Your objective -
Take the records underneath and set them down exactly.

(Records about charts and figures)
----------

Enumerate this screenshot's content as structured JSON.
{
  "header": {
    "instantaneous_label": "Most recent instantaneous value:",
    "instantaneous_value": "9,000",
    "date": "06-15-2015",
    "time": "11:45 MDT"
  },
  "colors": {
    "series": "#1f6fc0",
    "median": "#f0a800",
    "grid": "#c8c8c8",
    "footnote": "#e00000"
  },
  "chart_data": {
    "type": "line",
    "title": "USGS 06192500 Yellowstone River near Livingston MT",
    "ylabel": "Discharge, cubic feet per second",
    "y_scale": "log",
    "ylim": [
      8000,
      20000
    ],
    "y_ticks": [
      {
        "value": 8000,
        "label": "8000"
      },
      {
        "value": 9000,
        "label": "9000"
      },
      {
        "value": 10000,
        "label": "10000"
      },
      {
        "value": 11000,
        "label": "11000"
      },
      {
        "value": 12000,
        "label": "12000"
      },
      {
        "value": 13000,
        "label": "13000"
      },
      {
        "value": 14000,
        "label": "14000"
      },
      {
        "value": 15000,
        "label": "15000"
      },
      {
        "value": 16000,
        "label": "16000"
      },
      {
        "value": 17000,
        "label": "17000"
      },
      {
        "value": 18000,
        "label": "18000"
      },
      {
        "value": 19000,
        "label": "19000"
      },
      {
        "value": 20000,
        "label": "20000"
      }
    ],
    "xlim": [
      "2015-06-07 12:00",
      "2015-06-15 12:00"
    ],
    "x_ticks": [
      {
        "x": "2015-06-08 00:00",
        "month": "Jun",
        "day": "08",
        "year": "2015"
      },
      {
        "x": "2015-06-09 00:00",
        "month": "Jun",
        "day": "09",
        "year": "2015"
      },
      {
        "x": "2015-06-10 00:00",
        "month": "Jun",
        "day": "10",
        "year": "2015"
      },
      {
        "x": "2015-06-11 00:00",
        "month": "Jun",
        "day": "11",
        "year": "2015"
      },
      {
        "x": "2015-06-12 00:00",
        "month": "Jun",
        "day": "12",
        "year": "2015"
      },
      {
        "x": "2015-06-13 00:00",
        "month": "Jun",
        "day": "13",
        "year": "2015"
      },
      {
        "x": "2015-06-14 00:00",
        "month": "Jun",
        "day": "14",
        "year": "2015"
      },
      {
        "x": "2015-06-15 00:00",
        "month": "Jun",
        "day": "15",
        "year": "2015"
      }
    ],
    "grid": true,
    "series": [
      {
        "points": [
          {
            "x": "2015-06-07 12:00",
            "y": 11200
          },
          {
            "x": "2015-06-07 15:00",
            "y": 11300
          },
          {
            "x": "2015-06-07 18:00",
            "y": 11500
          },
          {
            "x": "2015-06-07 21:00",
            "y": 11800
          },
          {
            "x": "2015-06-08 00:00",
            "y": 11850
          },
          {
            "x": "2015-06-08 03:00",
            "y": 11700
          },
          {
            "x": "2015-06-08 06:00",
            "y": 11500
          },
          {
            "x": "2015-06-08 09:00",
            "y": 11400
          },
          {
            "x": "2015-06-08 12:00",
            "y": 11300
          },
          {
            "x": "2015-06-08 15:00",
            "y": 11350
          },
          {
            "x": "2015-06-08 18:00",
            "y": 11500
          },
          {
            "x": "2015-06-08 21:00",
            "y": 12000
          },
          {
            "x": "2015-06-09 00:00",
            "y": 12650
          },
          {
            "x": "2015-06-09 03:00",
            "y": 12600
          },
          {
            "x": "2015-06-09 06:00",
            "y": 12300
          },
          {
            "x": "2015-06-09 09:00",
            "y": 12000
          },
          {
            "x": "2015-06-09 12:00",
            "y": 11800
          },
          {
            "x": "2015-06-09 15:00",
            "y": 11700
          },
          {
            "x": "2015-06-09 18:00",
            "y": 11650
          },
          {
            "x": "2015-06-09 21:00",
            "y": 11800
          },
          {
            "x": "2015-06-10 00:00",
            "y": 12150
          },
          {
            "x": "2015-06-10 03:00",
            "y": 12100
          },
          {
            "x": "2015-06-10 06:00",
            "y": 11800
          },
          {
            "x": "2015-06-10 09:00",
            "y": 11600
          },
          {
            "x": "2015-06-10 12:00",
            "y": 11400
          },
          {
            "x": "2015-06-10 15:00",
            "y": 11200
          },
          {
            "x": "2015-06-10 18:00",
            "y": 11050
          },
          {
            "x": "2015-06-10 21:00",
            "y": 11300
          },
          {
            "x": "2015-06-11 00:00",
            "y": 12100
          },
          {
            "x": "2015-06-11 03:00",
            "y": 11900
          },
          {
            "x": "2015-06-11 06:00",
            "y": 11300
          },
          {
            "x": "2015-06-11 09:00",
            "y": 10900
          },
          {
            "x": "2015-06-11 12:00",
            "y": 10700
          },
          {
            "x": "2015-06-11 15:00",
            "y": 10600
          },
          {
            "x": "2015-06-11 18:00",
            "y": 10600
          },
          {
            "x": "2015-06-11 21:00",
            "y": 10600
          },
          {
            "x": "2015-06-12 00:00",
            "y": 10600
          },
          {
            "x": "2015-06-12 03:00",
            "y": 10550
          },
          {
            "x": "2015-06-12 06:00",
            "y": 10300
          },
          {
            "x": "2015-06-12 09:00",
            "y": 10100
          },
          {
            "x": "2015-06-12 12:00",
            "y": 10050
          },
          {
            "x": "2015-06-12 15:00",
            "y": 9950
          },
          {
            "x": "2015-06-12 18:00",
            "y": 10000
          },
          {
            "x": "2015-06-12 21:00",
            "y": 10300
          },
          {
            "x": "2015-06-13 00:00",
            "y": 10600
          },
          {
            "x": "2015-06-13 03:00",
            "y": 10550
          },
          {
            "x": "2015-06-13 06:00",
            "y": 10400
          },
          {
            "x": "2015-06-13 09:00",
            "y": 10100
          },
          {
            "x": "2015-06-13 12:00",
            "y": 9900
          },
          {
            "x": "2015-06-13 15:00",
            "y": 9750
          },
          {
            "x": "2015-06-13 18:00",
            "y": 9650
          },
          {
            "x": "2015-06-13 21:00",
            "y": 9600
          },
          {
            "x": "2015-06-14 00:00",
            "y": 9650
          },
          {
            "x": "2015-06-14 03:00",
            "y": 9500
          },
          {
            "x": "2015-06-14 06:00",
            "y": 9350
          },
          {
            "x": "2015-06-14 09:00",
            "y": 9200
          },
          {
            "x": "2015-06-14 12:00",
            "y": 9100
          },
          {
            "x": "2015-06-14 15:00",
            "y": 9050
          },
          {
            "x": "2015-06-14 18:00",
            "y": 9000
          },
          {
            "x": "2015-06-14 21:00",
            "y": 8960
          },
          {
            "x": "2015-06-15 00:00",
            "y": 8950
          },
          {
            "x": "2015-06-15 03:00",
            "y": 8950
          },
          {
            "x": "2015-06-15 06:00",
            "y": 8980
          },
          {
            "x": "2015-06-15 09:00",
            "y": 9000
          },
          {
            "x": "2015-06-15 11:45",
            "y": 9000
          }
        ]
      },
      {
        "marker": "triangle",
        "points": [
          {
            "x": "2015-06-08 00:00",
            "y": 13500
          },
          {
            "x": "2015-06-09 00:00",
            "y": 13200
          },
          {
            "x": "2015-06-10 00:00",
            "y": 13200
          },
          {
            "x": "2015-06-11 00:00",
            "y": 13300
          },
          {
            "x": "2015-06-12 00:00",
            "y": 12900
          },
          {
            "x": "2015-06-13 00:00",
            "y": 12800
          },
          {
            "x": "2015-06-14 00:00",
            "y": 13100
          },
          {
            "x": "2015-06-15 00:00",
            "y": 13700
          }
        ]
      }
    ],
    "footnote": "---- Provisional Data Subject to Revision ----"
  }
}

----------

Finished exercise -
Enumerate this screenshot's content as structured JSON.
{
  "header": {
    "instantaneous_label": "Most recent instantaneous value:",
    "instantaneous_value": "9,000",
    "date": "06-15-2015",
    "time": "11:45 MDT"
  },
  "colors": {
    "series": "#1f6fc0",
    "median": "#f0a800",
    "grid": "#c8c8c8",
    "footnote": "#e00000"
  },
  "chart_data": {
    "type": "line",
    "title": "USGS 06192500 Yellowstone River near Livingston MT",
    "ylabel": "Discharge, cubic feet per second",
    "y_scale": "log",
    "ylim": [
      8000,
      20000
    ],
    "y_ticks": [
      {
        "value": 8000,
        "label": "8000"
      },
      {
        "value": 9000,
        "label": "9000"
      },
      {
        "value": 10000,
        "label": "10000"
      },
      {
        "value": 11000,
        "label": "11000"
      },
      {
        "value": 12000,
        "label": "12000"
      },
      {
        "value": 13000,
        "label": "13000"
      },
      {
        "value": 14000,
        "label": "14000"
      },
      {
        "value": 15000,
        "label": "15000"
      },
      {
        "value": 16000,
        "label": "16000"
      },
      {
        "value": 17000,
        "label": "17000"
      },
      {
        "value": 18000,
        "label": "18000"
      },
      {
        "value": 19000,
        "label": "19000"
      },
      {
        "value": 20000,
        "label": "20000"
      }
    ],
    "xlim": [
      "2015-06-07 12:00",
      "2015-06-15 12:00"
    ],
    "x_ticks": [
      {
        "x": "2015-06-08 00:00",
        "month": "Jun",
        "day": "08",
        "year": "2015"
      },
      {
        "x": "2015-06-09 00:00",
        "month": "Jun",
        "day": "09",
        "year": "2015"
      },
      {
        "x": "2015-06-10 00:00",
        "month": "Jun",
        "day": "10",
        "year": "2015"
      },
      {
        "x": "2015-06-11 00:00",
        "month": "Jun",
        "day": "11",
        "year": "2015"
      },
      {
        "x": "2015-06-12 00:00",
        "month": "Jun",
        "day": "12",
        "year": "2015"
      },
      {
        "x": "2015-06-13 00:00",
        "month": "Jun",
        "day": "13",
        "year": "2015"
      },
      {
        "x": "2015-06-14 00:00",
        "month": "Jun",
        "day": "14",
        "year": "2015"
      },
      {
        "x": "2015-06-15 00:00",
        "month": "Jun",
        "day": "15",
        "year": "2015"
      }
    ],
    "grid": true,
    "series": [
      {
        "points": [
          {
            "x": "2015-06-07 12:00",
            "y": 11200
          },
          {
            "x": "2015-06-07 15:00",
            "y": 11300
          },
          {
            "x": "2015-06-07 18:00",
            "y": 11500
          },
          {
            "x": "2015-06-07 21:00",
            "y": 11800
          },
          {
            "x": "2015-06-08 00:00",
            "y": 11850
          },
          {
            "x": "2015-06-08 03:00",
            "y": 11700
          },
          {
            "x": "2015-06-08 06:00",
            "y": 11500
          },
          {
            "x": "2015-06-08 09:00",
            "y": 11400
          },
          {
            "x": "2015-06-08 12:00",
            "y": 11300
          },
          {
            "x": "2015-06-08 15:00",
            "y": 11350
          },
          {
            "x": "2015-06-08 18:00",
            "y": 11500
          },
          {
            "x": "2015-06-08 21:00",
            "y": 12000
          },
          {
            "x": "2015-06-09 00:00",
            "y": 12650
          },
          {
            "x": "2015-06-09 03:00",
            "y": 12600
          },
          {
            "x": "2015-06-09 06:00",
            "y": 12300
          },
          {
            "x": "2015-06-09 09:00",
            "y": 12000
          },
          {
            "x": "2015-06-09 12:00",
            "y": 11800
          },
          {
            "x": "2015-06-09 15:00",
            "y": 11700
          },
          {
            "x": "2015-06-09 18:00",
            "y": 11650
          },
          {
            "x": "2015-06-09 21:00",
            "y": 11800
          },
          {
            "x": "2015-06-10 00:00",
            "y": 12150
          },
          {
            "x": "2015-06-10 03:00",
            "y": 12100
          },
          {
            "x": "2015-06-10 06:00",
            "y": 11800
          },
          {
            "x": "2015-06-10 09:00",
            "y": 11600
          },
          {
            "x": "2015-06-10 12:00",
            "y": 11400
          },
          {
            "x": "2015-06-10 15:00",
            "y": 11200
          },
          {
            "x": "2015-06-10 18:00",
            "y": 11050
          },
          {
            "x": "2015-06-10 21:00",
            "y": 11300
          },
          {
            "x": "2015-06-11 00:00",
            "y": 12100
          },
          {
            "x": "2015-06-11 03:00",
            "y": 11900
          },
          {
            "x": "2015-06-11 06:00",
            "y": 11300
          },
          {
            "x": "2015-06-11 09:00",
            "y": 10900
          },
          {
            "x": "2015-06-11 12:00",
            "y": 10700
          },
          {
            "x": "2015-06-11 15:00",
            "y": 10600
          },
          {
            "x": "2015-06-11 18:00",
            "y": 10600
          },
          {
            "x": "2015-06-11 21:00",
            "y": 10600
          },
          {
            "x": "2015-06-12 00:00",
            "y": 10600
          },
          {
            "x": "2015-06-12 03:00",
            "y": 10550
          },
          {
            "x": "2015-06-12 06:00",
            "y": 10300
          },
          {
            "x": "2015-06-12 09:00",
            "y": 10100
          },
          {
            "x": "2015-06-12 12:00",
            "y": 10050
          },
          {
            "x": "2015-06-12 15:00",
            "y": 9950
          },
          {
            "x": "2015-06-12 18:00",
            "y": 10000
          },
          {
            "x": "2015-06-12 21:00",
            "y": 10300
          },
          {
            "x": "2015-06-13 00:00",
            "y": 10600
          },
          {
            "x": "2015-06-13 03:00",
            "y": 10550
          },
          {
            "x": "2015-06-13 06:00",
            "y": 10400
          },
          {
            "x": "2015-06-13 09:00",
            "y": 10100
          },
          {
            "x": "2015-06-13 12:00",
            "y": 9900
          },
          {
            "x": "2015-06-13 15:00",
            "y": 9750
          },
          {
            "x": "2015-06-13 18:00",
            "y": 9650
          },
          {
            "x": "2015-06-13 21:00",
            "y": 9600
          },
          {
            "x": "2015-06-14 00:00",
            "y": 9650
          },
          {
            "x": "2015-06-14 03:00",
            "y": 9500
          },
          {
            "x": "2015-06-14 06:00",
            "y": 9350
          },
          {
            "x": "2015-06-14 09:00",
            "y": 9200
          },
          {
            "x": "2015-06-14 12:00",
            "y": 9100
          },
          {
            "x": "2015-06-14 15:00",
            "y": 9050
          },
          {
            "x": "2015-06-14 18:00",
            "y": 9000
          },
          {
            "x": "2015-06-14 21:00",
            "y": 8960
          },
          {
            "x": "2015-06-15 00:00",
            "y": 8950
          },
          {
            "x": "2015-06-15 03:00",
            "y": 8950
          },
          {
            "x": "2015-06-15 06:00",
            "y": 8980
          },
          {
            "x": "2015-06-15 09:00",
            "y": 9000
          },
          {
            "x": "2015-06-15 11:45",
            "y": 9000
          }
        ]
      },
      {
        "marker": "triangle",
        "points": [
          {
            "x": "2015-06-08 00:00",
            "y": 13500
          },
          {
            "x": "2015-06-09 00:00",
            "y": 13200
          },
          {
            "x": "2015-06-10 00:00",
            "y": 13200
          },
          {
            "x": "2015-06-11 00:00",
            "y": 13300
          },
          {
            "x": "2015-06-12 00:00",
            "y": 12900
          },
          {
            "x": "2015-06-13 00:00",
            "y": 12800
          },
          {
            "x": "2015-06-14 00:00",
            "y": 13100
          },
          {
            "x": "2015-06-15 00:00",
            "y": 13700
          }
        ]
      }
    ],
    "footnote": "---- Provisional Data Subject to Revision ----"
  }
}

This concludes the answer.